● **Aim of the exercise**: Search the material for the string "mortalidad", then report how many lines hold it, with no other text.

(Dataset listings of figures)

-- start --

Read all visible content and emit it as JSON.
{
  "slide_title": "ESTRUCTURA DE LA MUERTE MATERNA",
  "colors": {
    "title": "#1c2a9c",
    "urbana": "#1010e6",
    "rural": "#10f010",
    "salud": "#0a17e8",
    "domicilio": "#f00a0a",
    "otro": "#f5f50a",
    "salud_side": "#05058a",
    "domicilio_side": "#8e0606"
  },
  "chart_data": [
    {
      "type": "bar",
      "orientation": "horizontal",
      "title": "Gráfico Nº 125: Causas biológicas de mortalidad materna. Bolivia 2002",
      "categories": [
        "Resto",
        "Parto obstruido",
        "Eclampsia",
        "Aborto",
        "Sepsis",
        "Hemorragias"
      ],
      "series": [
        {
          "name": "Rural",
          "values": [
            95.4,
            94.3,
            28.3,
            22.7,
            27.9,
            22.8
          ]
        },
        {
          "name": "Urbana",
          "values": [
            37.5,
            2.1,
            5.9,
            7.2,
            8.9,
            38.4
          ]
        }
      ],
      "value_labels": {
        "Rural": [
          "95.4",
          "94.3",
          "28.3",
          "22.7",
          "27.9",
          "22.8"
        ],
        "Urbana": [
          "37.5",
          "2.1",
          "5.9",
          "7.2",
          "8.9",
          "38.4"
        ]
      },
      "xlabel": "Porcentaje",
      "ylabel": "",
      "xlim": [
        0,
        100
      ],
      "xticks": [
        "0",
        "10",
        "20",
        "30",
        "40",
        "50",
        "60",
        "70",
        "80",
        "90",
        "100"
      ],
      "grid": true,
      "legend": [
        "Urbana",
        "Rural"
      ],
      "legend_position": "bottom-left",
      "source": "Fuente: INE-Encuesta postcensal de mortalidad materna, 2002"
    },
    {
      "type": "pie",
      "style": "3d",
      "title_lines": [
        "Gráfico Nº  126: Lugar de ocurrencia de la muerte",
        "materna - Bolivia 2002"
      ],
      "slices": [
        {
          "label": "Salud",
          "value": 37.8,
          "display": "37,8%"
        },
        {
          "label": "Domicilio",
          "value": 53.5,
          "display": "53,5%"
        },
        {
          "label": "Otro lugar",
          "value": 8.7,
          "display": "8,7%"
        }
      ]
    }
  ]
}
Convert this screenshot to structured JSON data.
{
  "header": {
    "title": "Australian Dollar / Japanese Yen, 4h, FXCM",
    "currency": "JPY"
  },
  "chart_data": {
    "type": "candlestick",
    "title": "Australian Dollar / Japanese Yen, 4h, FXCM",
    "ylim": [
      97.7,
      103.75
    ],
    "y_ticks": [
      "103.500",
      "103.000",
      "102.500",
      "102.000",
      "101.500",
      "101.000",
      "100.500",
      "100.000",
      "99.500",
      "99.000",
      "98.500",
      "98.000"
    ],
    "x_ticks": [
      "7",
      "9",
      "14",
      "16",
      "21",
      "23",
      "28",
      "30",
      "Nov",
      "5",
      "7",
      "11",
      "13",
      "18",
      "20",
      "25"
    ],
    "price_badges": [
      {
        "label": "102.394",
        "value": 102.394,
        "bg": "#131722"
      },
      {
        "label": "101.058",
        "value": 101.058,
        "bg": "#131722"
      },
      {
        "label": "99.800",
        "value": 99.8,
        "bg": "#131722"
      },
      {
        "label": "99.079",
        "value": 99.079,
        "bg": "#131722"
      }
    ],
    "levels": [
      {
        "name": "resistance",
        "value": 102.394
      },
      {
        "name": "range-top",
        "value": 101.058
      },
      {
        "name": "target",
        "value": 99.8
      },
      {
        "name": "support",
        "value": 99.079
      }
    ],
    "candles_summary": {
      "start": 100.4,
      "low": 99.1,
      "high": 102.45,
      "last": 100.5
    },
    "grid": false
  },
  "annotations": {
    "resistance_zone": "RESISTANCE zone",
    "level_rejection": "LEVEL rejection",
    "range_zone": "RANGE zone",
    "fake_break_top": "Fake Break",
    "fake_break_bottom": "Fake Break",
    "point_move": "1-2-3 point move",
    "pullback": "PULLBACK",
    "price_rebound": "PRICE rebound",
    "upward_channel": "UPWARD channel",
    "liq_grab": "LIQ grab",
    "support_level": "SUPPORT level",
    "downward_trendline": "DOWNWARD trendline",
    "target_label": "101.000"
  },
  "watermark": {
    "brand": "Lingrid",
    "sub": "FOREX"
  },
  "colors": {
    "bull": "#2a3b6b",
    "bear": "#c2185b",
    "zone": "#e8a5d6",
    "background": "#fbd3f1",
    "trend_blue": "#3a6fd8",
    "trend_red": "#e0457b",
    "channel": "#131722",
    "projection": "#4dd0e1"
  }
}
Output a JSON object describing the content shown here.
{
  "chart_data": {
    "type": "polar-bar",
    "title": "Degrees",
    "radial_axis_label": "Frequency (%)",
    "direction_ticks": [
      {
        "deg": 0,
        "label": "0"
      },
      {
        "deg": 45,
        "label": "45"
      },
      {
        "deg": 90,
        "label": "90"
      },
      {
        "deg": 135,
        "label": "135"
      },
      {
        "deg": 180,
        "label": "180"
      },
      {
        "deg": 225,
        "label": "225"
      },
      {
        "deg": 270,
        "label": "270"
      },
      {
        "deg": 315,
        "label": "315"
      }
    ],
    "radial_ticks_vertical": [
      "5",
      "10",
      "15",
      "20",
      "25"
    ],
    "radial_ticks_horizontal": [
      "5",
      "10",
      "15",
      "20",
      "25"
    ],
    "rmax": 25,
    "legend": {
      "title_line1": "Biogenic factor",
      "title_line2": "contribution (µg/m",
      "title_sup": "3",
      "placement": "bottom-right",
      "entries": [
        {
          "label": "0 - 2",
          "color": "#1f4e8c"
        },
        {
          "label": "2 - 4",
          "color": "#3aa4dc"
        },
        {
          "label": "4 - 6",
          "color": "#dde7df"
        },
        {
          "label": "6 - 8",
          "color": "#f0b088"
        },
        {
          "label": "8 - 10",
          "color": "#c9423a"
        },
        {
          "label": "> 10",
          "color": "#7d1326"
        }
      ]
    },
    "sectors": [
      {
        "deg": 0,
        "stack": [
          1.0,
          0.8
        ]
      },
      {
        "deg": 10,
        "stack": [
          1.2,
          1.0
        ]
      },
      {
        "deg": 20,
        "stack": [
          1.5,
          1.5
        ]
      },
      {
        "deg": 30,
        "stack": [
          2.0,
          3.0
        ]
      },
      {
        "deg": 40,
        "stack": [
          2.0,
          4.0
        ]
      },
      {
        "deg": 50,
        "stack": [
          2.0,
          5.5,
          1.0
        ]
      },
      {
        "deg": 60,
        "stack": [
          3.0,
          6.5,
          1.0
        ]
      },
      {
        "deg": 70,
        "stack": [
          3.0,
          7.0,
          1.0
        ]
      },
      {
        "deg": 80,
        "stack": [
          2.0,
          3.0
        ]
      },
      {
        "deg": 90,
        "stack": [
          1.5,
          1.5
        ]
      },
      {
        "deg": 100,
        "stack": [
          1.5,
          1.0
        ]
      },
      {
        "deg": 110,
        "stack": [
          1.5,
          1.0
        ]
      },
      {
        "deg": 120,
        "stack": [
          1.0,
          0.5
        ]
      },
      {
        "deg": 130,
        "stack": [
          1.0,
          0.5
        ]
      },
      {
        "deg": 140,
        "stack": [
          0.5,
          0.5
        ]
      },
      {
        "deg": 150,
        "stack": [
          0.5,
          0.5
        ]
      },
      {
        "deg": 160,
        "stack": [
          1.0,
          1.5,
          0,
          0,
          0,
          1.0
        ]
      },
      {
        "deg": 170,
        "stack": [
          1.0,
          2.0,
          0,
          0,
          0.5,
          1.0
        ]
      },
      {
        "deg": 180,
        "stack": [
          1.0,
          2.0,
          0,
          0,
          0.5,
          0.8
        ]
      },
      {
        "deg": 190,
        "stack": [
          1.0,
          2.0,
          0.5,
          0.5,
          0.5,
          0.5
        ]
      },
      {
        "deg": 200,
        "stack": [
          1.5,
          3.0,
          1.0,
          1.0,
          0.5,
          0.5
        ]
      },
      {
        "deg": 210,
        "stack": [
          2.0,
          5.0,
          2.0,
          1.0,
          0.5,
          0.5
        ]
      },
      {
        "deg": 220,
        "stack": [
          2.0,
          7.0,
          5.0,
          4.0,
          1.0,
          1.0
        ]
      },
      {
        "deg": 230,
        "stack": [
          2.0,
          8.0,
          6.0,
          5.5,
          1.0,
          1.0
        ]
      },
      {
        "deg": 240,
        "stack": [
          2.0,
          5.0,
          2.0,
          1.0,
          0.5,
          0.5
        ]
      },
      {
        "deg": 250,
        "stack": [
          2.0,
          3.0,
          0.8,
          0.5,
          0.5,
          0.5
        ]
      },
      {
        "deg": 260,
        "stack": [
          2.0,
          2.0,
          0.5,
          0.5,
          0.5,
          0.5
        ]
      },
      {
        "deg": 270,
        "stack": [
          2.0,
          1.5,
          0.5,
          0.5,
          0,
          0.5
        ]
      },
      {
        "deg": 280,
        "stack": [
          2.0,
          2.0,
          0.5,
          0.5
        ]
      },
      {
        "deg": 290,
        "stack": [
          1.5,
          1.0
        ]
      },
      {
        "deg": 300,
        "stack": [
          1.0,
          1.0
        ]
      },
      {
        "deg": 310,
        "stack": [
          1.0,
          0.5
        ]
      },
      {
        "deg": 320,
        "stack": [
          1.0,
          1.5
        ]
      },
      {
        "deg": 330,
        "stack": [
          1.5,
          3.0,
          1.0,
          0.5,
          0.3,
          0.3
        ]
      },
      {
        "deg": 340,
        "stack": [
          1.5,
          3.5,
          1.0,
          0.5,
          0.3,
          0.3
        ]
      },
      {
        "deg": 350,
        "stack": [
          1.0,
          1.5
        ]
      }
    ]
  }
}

-- end --

● **Problem solution**: 2